== Information provided ==

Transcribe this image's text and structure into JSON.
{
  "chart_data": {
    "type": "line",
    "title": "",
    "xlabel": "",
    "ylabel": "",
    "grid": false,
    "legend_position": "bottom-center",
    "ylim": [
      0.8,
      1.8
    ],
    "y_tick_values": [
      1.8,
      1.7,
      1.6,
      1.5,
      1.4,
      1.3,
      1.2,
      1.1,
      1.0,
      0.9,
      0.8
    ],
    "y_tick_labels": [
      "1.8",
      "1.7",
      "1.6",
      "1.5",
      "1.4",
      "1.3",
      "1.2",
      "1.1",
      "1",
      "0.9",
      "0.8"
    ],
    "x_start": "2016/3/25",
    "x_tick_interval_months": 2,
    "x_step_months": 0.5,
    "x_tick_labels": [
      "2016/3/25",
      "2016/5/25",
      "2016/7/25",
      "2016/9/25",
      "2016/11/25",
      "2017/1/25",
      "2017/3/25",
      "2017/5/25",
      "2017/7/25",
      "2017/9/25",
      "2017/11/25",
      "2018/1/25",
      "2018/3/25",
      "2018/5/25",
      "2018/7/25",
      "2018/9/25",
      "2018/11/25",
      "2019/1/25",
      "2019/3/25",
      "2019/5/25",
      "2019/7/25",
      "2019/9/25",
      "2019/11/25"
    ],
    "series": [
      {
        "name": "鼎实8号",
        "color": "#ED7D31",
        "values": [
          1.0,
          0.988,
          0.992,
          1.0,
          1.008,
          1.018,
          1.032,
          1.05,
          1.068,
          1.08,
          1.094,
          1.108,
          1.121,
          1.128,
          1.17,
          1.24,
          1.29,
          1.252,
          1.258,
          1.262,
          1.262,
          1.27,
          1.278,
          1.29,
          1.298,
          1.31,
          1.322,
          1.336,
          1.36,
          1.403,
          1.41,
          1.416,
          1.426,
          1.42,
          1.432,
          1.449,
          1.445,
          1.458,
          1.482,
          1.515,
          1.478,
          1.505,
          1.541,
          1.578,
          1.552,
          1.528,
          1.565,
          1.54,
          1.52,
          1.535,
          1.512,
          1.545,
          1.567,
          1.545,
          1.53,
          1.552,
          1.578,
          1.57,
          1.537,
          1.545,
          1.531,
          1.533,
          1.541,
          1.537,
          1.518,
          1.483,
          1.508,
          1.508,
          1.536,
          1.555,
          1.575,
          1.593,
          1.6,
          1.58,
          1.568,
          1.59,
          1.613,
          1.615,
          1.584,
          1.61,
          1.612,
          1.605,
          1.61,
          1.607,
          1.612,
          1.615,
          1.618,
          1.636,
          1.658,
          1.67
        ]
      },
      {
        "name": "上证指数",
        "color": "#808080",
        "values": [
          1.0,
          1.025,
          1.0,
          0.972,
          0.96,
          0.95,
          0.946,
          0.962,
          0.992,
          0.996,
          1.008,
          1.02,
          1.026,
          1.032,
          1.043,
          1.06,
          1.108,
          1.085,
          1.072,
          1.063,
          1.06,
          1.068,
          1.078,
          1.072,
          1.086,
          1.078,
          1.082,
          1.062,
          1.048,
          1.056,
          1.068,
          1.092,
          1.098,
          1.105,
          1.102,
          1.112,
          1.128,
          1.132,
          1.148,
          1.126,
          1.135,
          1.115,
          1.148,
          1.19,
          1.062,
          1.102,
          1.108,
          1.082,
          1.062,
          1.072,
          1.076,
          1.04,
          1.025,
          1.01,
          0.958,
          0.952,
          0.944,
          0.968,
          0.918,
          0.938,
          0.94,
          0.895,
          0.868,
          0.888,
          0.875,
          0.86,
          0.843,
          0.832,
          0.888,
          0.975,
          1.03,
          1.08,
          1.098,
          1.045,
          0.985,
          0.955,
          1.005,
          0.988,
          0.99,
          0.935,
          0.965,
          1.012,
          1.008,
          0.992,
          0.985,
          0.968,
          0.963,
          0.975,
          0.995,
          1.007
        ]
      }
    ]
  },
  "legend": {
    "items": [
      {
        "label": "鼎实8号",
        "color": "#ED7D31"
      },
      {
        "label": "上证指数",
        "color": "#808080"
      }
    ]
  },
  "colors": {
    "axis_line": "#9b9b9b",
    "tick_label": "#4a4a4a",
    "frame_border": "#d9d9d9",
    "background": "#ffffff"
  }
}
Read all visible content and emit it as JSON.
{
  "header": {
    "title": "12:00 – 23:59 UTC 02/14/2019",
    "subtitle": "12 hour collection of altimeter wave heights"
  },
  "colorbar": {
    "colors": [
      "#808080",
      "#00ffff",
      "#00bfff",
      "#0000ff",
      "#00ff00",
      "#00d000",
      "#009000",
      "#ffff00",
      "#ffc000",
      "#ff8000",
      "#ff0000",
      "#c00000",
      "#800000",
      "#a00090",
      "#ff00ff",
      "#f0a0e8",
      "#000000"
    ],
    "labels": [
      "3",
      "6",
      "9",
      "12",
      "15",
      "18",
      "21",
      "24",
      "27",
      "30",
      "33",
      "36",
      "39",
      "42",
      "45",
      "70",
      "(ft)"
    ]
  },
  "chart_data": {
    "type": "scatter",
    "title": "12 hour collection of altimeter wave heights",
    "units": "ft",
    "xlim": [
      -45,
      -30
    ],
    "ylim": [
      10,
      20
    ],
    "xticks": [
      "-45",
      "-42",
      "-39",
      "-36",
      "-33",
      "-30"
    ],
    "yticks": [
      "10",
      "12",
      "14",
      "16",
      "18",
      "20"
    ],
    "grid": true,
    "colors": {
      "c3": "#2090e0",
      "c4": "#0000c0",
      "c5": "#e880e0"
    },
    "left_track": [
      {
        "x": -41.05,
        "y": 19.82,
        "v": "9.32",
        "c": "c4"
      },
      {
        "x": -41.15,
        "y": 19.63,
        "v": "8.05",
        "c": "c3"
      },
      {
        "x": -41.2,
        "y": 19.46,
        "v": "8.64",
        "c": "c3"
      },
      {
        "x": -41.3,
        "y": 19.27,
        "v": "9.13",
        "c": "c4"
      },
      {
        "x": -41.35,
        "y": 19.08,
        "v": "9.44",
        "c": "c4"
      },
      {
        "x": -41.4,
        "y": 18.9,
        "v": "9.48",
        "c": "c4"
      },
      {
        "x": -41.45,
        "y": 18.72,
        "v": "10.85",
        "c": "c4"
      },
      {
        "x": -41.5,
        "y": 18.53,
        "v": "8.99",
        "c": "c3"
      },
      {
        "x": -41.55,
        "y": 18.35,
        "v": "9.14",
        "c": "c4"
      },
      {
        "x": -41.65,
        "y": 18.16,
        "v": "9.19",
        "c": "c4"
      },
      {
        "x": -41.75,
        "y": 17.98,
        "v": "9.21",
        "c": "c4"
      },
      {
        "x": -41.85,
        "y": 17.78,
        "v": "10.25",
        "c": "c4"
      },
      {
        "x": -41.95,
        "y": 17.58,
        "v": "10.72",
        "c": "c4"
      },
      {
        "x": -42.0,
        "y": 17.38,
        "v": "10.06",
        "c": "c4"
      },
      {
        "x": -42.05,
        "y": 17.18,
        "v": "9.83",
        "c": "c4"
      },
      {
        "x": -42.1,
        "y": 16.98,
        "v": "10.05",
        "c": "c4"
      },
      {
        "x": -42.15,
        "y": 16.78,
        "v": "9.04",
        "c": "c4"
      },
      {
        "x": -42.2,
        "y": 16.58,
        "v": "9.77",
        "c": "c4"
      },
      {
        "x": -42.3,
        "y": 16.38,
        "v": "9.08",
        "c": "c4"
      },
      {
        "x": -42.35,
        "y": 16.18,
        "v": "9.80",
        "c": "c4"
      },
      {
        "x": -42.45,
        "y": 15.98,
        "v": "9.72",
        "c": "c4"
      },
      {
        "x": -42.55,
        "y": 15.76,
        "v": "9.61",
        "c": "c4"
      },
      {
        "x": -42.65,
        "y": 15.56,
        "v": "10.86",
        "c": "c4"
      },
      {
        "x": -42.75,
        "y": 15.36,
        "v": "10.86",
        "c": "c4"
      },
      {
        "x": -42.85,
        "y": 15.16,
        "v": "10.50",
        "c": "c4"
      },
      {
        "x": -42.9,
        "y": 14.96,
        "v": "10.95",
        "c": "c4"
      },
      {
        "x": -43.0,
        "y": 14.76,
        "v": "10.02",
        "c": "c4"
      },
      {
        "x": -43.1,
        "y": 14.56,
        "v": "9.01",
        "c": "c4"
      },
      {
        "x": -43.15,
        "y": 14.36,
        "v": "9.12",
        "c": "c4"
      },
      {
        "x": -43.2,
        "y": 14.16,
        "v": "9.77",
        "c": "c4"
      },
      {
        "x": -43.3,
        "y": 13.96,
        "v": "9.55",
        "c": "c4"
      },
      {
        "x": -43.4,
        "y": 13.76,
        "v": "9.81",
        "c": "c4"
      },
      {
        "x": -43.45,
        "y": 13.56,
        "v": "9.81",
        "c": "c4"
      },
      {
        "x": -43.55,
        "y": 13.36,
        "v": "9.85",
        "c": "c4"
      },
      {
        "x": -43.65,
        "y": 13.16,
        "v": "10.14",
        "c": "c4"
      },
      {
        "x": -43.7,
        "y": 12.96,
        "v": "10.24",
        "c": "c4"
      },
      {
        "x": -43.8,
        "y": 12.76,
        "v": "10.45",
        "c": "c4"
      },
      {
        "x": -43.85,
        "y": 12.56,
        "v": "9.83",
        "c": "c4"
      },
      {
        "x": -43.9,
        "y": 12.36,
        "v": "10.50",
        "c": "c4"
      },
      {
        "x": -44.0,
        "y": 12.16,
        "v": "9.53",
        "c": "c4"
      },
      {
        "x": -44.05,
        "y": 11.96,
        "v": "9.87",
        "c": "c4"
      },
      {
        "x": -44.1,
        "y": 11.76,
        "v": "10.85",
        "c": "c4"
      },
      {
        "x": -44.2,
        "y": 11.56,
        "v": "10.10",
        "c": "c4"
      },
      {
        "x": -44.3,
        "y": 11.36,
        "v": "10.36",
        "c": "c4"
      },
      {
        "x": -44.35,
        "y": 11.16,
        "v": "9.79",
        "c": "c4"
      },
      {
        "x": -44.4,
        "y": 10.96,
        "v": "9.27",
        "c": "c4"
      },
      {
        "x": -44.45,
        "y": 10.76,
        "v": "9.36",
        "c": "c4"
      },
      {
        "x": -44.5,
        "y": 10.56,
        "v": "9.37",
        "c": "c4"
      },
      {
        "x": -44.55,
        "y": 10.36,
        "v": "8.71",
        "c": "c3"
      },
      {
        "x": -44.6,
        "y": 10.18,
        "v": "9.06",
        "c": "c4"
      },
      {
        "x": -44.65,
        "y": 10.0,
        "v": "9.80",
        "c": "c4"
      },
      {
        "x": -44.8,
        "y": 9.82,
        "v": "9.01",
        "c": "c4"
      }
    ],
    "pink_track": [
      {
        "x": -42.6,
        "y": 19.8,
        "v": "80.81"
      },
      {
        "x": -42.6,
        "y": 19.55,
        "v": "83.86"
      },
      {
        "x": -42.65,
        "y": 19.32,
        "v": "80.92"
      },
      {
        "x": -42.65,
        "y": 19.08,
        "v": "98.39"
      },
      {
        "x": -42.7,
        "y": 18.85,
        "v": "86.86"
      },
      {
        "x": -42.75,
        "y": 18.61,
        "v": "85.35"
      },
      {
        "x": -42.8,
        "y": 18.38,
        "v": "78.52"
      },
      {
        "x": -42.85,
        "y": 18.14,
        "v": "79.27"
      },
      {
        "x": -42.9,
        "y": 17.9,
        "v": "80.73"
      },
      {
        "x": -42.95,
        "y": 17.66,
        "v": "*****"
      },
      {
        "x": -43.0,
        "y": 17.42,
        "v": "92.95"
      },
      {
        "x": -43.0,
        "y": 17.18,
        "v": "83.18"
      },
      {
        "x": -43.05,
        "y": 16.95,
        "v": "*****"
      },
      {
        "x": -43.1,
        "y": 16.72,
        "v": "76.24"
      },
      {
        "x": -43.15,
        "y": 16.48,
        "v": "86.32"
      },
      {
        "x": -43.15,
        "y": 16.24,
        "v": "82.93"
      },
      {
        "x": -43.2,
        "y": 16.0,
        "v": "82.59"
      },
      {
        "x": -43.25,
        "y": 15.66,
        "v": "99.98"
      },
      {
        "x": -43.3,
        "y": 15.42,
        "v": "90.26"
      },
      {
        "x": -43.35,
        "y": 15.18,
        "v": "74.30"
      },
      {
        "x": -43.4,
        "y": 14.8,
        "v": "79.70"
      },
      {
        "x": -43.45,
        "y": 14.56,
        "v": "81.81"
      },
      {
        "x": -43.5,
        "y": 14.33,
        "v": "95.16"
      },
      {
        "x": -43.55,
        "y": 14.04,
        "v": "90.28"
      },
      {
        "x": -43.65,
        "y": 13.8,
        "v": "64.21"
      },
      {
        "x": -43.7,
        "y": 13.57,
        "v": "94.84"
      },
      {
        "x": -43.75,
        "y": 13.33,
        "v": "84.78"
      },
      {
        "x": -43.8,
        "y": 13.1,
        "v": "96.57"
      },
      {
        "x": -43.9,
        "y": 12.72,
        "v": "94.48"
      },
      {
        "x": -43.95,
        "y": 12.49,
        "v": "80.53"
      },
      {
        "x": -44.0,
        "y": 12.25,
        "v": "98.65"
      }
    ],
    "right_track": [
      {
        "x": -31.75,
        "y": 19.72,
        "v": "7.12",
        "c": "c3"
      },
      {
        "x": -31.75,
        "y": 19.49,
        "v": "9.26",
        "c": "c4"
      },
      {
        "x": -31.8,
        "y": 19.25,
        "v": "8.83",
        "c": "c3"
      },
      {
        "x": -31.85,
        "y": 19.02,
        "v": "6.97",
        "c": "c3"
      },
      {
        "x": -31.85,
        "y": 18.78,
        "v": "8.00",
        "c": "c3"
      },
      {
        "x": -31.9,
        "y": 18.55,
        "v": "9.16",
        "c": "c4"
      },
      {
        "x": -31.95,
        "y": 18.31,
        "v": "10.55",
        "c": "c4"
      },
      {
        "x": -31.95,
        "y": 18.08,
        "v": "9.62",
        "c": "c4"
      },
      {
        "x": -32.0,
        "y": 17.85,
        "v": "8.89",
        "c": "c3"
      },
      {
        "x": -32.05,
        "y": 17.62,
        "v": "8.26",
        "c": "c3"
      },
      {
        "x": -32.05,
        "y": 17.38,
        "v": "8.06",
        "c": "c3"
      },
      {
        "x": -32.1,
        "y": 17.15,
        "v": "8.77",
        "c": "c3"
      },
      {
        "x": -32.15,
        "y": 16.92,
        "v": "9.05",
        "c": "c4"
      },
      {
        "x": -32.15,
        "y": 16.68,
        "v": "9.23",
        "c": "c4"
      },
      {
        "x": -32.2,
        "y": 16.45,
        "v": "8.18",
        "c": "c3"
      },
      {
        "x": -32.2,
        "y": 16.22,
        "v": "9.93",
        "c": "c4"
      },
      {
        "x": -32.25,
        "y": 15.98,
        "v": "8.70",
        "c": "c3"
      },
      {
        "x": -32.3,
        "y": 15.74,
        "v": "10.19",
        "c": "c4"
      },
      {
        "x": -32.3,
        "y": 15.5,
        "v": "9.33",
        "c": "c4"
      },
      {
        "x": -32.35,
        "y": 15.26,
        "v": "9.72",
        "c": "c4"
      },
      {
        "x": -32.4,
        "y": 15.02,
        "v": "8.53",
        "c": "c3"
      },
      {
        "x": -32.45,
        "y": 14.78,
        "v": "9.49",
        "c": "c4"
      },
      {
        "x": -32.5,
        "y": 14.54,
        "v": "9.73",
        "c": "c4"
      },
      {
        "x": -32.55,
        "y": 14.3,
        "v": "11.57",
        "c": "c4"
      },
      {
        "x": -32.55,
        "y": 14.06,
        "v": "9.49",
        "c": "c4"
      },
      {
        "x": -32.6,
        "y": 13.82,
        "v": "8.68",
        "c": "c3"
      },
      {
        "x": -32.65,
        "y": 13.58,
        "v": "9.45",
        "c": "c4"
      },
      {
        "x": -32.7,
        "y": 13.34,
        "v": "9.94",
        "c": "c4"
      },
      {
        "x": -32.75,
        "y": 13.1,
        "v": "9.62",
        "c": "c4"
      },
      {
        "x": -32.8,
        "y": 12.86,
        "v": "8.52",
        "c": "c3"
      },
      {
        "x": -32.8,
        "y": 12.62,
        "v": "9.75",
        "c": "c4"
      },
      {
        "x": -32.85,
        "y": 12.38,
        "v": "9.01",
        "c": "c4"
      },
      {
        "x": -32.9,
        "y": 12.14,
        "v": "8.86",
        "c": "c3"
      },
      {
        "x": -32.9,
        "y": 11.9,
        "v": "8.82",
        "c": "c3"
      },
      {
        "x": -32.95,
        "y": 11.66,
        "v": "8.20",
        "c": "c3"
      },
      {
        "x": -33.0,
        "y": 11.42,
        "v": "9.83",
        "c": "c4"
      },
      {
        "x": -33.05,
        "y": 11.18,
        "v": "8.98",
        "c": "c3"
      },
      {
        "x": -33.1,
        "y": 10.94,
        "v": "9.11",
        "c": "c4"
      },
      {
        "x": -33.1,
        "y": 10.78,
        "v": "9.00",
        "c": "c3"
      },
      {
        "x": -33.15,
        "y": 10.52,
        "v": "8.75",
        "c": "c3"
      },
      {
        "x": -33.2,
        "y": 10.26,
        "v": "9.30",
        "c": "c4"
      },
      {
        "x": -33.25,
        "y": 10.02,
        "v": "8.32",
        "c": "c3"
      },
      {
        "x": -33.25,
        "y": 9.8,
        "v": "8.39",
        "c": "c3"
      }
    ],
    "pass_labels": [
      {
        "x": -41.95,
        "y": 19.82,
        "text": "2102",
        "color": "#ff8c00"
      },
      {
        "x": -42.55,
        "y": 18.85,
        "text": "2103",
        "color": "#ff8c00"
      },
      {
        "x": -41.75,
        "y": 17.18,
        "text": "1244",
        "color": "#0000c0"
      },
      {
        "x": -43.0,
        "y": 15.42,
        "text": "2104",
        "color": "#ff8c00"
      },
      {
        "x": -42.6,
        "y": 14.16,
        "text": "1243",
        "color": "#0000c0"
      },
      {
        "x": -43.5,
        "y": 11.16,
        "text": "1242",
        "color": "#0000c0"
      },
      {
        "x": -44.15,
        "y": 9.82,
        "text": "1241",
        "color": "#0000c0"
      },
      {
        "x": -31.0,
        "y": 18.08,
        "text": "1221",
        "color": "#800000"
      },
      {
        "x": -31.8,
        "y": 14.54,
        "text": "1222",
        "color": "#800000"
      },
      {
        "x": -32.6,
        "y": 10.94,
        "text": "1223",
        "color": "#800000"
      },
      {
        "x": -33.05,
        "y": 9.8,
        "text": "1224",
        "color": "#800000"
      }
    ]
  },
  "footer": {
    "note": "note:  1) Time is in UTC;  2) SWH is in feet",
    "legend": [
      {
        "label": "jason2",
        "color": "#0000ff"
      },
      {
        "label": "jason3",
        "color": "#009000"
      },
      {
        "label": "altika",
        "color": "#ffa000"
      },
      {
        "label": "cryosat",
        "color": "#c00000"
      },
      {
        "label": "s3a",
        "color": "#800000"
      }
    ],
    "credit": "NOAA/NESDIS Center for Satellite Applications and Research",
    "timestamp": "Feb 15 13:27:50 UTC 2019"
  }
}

===

= Set problem =
Pick out the lines that have the word "hour". Copy them all.

= The completed task =
    "subtitle": "12 hour collection of altimeter wave heights"
    "title": "12 hour collection of altimeter wave heights",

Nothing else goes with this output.